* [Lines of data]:
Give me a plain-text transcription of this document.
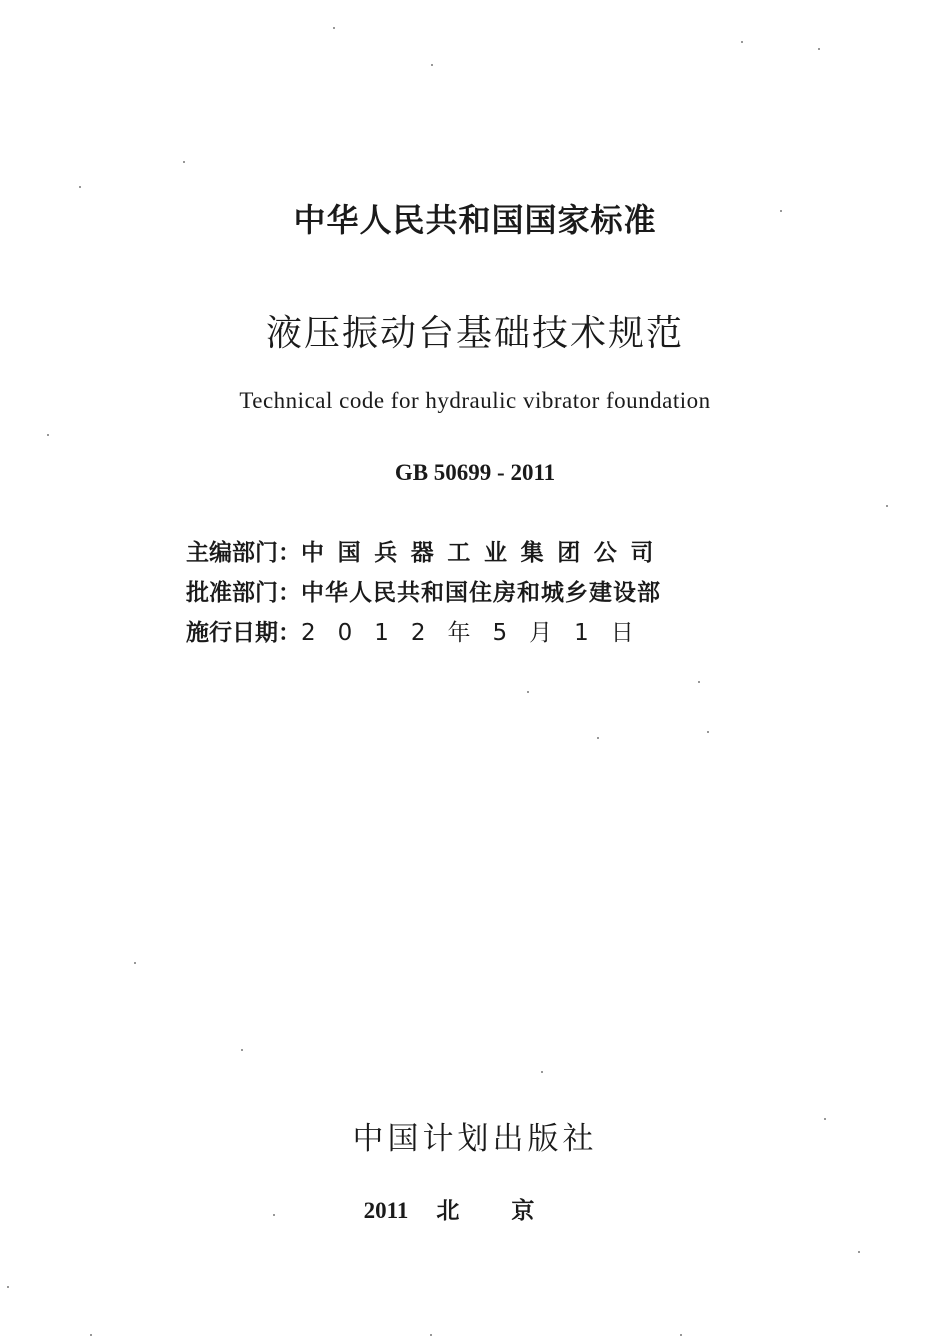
中华人民共和国国家标准
液压振动台基础技术规范
Technical code for hydraulic vibrator foundation
GB 50699 - 2011
主编部门： 中国兵器工业集团公司
批准部门： 中华人民共和国住房和城乡建设部
施行日期： 2012年5月1日
中国计划出版社
2011 北京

* [AIM OF THE EXERCISE]:
Could you repeat all of the material exactly? Pictures should not be copied.

* [CORRECT OUTPUT]:
Give me a plain-text transcription of this document.
中华人民共和国国家标准
液压振动台基础技术规范
Technical code for hydraulic vibrator foundation
GB 50699 - 2011
主编部门： 中国兵器工业集团公司
批准部门： 中华人民共和国住房和城乡建设部
施行日期： 2012年5月1日
中国计划出版社
2011 北京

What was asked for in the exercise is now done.